*WORK TO BE COMPLETED*: Note each line that includes the word "this". Copy those lines.

Data entries for graphics

** Start **

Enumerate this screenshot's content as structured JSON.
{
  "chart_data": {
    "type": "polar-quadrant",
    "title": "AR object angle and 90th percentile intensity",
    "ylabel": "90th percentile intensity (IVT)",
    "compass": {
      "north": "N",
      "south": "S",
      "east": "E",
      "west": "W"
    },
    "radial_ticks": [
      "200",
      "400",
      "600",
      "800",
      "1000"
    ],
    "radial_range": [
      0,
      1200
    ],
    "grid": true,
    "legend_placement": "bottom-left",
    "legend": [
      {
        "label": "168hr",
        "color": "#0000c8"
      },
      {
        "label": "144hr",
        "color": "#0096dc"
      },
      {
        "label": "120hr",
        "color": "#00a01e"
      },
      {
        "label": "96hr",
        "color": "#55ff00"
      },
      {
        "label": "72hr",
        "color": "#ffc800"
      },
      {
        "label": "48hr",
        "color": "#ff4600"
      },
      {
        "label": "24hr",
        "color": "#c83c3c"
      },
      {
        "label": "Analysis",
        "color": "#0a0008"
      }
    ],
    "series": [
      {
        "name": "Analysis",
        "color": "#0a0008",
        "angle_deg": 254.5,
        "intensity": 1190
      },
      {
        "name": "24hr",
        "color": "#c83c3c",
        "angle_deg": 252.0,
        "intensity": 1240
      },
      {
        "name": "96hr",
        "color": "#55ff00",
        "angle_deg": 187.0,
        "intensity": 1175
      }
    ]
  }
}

** End **
** Start **

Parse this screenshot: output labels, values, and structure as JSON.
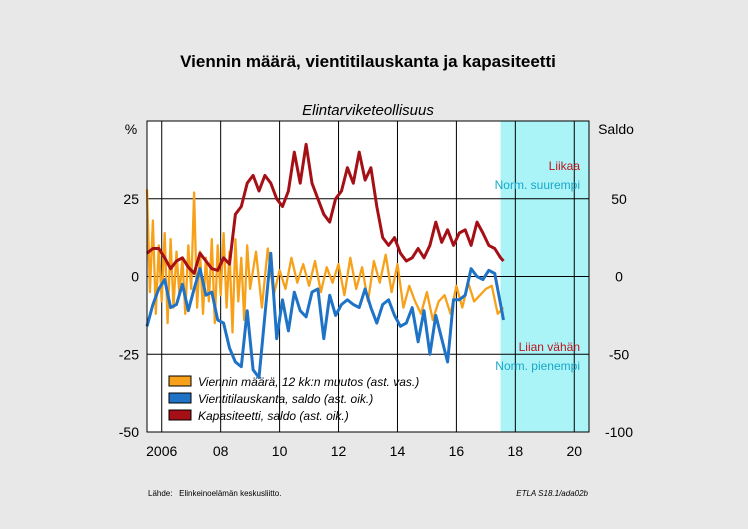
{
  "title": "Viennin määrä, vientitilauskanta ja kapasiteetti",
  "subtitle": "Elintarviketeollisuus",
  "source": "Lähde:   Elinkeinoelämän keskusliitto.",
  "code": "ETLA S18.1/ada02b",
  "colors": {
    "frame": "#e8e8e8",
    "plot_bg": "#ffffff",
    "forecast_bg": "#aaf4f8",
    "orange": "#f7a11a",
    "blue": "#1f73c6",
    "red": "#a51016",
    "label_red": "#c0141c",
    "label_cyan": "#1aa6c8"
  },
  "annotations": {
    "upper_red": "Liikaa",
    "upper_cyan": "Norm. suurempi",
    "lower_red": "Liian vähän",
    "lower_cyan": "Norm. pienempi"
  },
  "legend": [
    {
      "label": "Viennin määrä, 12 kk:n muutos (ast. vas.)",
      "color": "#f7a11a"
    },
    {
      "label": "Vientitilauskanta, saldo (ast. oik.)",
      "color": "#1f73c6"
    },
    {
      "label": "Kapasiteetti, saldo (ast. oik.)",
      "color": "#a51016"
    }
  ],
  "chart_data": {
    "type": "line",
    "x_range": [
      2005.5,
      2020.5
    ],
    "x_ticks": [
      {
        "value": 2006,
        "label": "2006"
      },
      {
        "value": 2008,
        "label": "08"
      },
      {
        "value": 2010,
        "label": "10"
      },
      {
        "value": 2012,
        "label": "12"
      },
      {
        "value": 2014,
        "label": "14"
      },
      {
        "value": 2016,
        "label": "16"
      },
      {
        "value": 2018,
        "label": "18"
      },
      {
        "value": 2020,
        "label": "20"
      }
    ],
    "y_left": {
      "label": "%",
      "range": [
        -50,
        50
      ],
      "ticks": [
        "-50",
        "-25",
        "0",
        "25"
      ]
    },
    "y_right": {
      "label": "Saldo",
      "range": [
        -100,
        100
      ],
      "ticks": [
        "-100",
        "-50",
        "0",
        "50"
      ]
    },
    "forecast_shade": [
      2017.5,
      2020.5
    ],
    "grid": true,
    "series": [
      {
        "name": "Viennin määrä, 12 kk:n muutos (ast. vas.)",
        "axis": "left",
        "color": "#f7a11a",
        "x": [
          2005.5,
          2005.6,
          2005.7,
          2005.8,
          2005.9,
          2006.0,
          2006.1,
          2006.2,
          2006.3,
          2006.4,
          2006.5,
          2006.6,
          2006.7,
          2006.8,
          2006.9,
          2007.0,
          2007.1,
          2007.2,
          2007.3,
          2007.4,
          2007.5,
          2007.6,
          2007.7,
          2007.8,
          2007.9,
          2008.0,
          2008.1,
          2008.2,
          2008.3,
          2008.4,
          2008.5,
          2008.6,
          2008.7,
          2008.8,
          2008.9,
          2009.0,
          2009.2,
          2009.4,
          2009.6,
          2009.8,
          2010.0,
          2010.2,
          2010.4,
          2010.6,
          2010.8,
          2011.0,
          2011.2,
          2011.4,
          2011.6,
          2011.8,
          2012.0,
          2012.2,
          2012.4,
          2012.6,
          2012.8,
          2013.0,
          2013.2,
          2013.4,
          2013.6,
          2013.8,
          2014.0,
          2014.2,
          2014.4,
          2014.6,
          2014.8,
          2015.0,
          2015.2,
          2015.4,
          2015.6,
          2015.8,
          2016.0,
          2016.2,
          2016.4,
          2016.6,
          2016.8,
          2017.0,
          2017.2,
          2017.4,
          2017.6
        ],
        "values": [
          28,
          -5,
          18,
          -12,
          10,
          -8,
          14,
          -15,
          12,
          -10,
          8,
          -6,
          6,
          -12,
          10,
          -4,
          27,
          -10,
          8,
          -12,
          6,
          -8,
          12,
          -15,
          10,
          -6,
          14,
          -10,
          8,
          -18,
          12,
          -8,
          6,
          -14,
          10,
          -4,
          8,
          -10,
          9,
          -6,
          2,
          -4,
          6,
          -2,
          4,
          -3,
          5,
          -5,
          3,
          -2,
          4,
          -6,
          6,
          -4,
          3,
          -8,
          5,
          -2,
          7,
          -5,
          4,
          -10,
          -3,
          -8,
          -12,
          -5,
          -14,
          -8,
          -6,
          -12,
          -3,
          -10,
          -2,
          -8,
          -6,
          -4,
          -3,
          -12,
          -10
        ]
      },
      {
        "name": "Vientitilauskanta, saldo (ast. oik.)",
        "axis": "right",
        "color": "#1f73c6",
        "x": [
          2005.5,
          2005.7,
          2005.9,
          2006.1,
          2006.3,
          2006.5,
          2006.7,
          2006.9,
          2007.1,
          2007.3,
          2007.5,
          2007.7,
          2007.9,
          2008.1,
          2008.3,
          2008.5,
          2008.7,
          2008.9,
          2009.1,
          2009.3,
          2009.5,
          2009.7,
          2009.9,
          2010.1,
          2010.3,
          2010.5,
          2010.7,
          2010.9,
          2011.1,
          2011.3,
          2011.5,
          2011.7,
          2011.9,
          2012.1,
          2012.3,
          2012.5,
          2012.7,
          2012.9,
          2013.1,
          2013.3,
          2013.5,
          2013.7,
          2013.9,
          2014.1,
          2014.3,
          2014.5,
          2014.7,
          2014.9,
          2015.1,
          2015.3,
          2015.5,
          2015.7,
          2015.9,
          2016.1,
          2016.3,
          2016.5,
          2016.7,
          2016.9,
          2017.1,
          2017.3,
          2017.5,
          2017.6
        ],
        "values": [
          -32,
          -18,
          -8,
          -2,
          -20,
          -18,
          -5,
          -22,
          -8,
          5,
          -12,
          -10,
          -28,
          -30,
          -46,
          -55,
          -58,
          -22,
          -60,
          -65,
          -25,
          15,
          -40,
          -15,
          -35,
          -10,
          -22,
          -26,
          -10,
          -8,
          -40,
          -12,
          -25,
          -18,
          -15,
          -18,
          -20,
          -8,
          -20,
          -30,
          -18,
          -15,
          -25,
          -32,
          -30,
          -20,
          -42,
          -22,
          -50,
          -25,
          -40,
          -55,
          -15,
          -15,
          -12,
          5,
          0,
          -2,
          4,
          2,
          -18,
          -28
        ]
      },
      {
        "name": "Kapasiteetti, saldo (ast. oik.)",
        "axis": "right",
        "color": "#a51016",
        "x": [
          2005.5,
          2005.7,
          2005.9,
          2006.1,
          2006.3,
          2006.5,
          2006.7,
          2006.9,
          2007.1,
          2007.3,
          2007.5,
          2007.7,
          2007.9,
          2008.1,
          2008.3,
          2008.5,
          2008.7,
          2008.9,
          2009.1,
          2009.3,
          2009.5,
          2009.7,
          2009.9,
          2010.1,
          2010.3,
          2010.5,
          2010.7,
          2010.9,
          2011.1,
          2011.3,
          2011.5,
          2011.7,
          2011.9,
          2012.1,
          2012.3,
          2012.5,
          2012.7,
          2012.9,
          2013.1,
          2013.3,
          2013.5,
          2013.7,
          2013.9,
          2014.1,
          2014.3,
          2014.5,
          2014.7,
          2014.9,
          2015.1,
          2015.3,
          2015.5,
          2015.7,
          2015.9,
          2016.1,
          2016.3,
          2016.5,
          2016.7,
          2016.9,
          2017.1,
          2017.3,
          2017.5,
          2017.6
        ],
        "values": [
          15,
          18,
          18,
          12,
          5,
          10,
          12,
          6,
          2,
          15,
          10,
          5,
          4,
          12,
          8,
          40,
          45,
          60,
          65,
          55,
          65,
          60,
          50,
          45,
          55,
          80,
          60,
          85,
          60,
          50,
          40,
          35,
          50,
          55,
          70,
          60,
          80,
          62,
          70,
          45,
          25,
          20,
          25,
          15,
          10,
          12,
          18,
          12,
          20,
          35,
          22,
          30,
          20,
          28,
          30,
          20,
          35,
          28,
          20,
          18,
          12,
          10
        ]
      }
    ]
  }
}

** End **
** Start **

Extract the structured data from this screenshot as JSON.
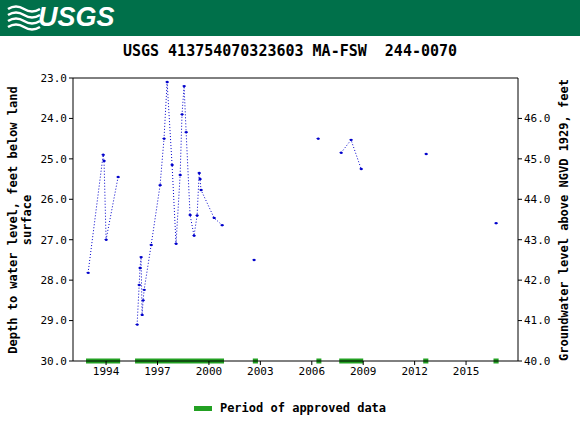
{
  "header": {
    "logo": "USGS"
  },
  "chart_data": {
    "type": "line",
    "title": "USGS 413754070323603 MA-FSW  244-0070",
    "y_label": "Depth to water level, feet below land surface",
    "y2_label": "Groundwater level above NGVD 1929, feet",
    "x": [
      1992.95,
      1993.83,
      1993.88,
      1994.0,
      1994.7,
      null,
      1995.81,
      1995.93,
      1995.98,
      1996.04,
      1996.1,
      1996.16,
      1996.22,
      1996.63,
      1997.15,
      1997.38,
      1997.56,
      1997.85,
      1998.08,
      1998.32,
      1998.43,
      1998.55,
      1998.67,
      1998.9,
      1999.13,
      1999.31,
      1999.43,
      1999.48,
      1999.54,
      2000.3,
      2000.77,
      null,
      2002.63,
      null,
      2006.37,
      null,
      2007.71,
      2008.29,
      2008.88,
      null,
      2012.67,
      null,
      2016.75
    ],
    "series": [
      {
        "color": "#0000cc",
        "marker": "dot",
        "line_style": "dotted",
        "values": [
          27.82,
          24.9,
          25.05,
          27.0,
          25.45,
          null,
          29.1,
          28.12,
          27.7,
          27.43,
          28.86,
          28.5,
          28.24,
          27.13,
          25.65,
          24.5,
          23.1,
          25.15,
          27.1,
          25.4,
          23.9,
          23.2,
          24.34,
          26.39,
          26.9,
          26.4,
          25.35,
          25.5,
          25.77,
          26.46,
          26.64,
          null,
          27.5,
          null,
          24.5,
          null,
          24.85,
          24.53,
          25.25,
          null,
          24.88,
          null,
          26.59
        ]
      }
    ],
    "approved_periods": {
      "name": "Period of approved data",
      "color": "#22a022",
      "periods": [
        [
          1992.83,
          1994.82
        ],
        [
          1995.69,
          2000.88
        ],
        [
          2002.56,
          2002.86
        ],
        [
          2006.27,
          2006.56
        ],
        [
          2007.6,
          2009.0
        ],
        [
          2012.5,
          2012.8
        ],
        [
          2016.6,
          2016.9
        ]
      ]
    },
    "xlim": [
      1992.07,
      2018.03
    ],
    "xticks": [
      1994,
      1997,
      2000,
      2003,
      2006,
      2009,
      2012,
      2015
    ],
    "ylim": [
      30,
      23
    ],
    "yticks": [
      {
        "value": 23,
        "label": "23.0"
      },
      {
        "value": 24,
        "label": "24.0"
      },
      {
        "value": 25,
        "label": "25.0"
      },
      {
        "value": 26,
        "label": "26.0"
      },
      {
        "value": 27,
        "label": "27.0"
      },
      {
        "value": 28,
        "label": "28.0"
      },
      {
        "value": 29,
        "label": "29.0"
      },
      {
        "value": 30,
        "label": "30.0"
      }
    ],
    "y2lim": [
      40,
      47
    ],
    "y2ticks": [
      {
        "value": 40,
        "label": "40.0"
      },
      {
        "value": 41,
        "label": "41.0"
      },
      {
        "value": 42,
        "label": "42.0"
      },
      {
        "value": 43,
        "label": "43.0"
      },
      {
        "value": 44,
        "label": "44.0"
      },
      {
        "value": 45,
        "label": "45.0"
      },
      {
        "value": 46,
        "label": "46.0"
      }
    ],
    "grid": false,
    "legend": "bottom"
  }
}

** End **

*EXPECTED ANSWER*:
Enumerate this screenshot's content as structured JSON.
Parse this screenshot: output labels, values, and structure as JSON.
Extract the structured data from this screenshot as JSON.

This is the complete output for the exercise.